▶ _Your task_: Pick every line from the data that holds the word "kháng".

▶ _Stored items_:
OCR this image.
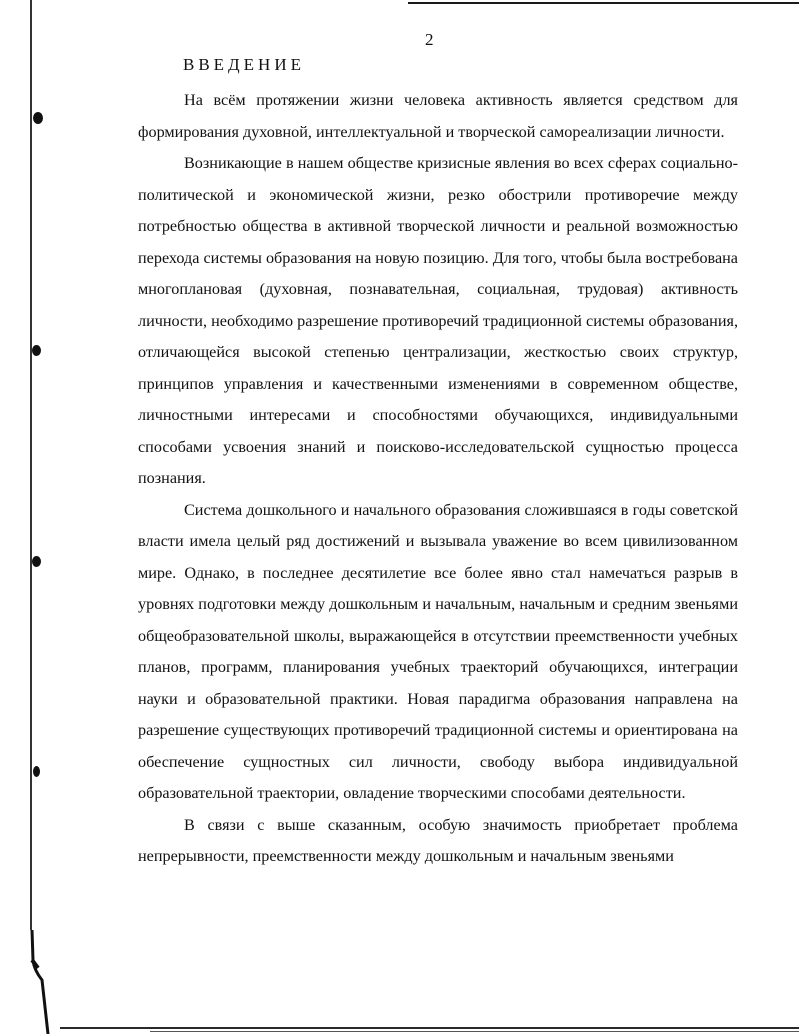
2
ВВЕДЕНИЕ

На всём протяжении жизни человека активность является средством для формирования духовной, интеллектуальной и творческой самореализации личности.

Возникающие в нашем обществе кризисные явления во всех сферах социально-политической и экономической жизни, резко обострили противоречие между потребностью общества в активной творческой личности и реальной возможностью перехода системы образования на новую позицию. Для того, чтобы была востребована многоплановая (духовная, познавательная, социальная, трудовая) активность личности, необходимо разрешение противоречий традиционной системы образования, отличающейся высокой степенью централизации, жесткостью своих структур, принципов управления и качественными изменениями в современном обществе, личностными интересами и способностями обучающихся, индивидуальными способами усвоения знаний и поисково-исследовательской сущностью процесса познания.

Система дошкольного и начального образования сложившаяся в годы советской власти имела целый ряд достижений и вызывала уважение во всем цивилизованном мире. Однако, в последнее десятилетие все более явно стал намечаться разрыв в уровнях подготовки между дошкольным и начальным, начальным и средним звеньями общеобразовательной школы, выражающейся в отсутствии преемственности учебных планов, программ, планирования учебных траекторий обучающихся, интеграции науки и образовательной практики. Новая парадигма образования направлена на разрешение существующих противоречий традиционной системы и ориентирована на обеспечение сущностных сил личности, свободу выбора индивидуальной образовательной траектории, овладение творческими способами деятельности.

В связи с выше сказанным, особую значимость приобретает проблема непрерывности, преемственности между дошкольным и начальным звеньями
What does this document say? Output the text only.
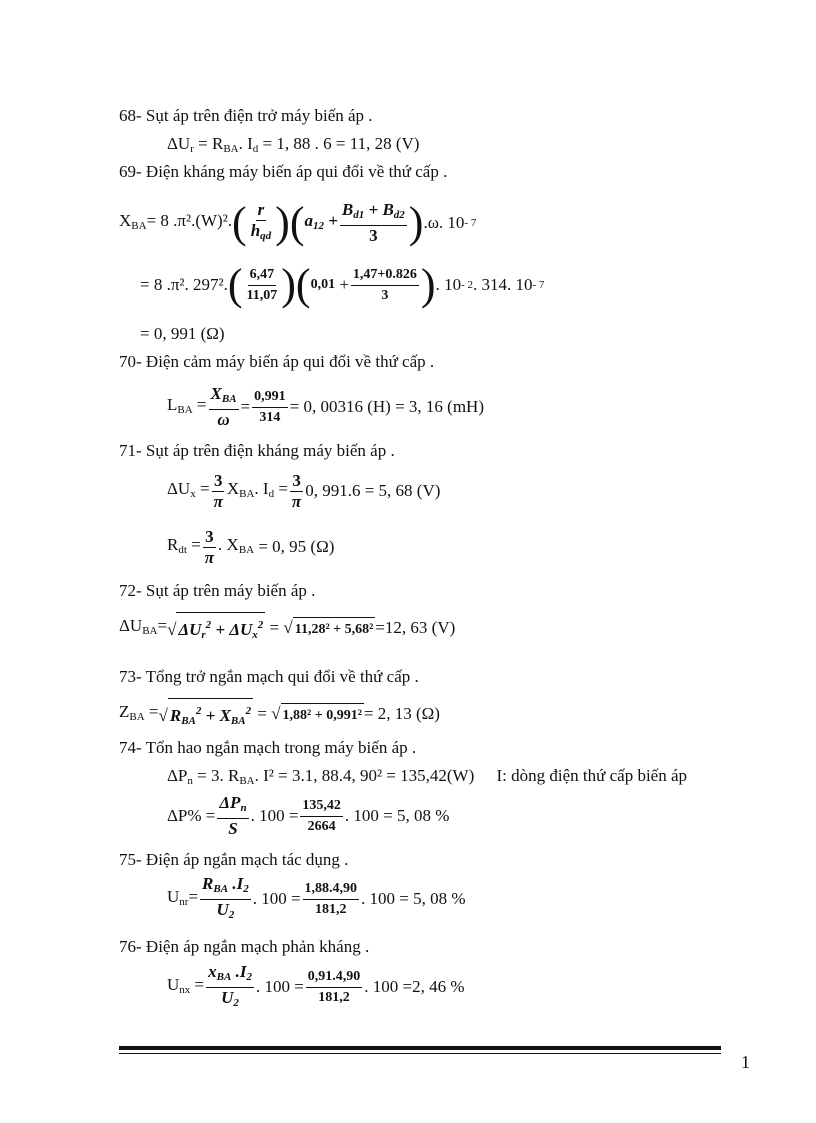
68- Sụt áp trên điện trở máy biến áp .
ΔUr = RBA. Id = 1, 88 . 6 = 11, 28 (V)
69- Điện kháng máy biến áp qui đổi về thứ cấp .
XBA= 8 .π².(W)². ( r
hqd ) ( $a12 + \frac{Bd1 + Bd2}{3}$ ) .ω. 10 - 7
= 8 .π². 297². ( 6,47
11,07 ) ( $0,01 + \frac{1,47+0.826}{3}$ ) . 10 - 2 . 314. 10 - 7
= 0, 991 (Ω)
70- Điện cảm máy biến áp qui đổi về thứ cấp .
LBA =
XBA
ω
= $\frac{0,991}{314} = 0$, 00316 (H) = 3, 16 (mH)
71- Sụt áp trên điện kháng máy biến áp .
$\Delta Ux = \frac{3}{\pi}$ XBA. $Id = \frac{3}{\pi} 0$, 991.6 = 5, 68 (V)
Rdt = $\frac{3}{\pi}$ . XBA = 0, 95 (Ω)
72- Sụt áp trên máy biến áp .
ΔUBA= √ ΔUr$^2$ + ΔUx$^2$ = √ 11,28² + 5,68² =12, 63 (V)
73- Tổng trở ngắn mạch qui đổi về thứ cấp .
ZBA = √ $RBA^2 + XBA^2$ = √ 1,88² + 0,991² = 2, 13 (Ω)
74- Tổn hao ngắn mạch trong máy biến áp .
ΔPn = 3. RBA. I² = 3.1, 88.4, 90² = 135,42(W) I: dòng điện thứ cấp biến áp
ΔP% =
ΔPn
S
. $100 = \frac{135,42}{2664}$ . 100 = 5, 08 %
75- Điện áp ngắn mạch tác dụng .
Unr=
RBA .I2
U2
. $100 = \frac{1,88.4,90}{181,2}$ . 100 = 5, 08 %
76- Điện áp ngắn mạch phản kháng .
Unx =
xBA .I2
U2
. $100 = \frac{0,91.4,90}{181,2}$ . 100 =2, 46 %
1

▶ _Solution to this problem_:
69- Điện kháng máy biến áp qui đổi về thứ cấp .
71- Sụt áp trên điện kháng máy biến áp .
76- Điện áp ngắn mạch phản kháng .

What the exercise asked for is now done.